* **WORK REQUIRED**
Copy the records below exactly as they appear.

↓

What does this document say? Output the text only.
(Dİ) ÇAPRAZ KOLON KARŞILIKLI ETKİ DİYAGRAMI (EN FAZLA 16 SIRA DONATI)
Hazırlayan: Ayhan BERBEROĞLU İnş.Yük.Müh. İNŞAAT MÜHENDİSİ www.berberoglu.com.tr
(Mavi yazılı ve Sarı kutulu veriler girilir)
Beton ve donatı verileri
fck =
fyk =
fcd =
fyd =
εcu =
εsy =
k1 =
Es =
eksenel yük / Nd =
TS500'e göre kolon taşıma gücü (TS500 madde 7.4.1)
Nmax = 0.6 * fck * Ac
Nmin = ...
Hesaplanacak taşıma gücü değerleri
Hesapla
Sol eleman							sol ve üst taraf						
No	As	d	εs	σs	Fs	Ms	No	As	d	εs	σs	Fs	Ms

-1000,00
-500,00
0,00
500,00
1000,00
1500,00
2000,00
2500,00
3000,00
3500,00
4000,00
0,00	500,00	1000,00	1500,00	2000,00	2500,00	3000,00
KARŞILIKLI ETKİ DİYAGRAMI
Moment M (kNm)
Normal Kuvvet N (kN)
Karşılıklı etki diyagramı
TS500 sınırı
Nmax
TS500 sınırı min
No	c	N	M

↑

* **WORKED SOLUTION**
What does this document say? Output the text only.
(Dİ) ÇAPRAZ KOLON KARŞILIKLI ETKİ DİYAGRAMI (EN FAZLA 16 SIRA DONATI)
Hazırlayan: Ayhan BERBEROĞLU İnş.Yük.Müh. İNŞAAT MÜHENDİSİ www.berberoglu.com.tr
(Mavi yazılı ve Sarı kutulu veriler girilir)
Beton ve donatı verileri
fck =
fyk =
fcd =
fyd =
εcu =
εsy =
k1 =
Es =
eksenel yük / Nd =
TS500'e göre kolon taşıma gücü (TS500 madde 7.4.1)
Nmax = 0.6 * fck * Ac
Nmin = ...
Hesaplanacak taşıma gücü değerleri
Hesapla
Sol eleman							sol ve üst taraf						
No	As	d	εs	σs	Fs	Ms	No	As	d	εs	σs	Fs	Ms

-1000,00
-500,00
0,00
500,00
1000,00
1500,00
2000,00
2500,00
3000,00
3500,00
4000,00
0,00	500,00	1000,00	1500,00	2000,00	2500,00	3000,00
KARŞILIKLI ETKİ DİYAGRAMI
Moment M (kNm)
Normal Kuvvet N (kN)
Karşılıklı etki diyagramı
TS500 sınırı
Nmax
TS500 sınırı min
No	c	N	M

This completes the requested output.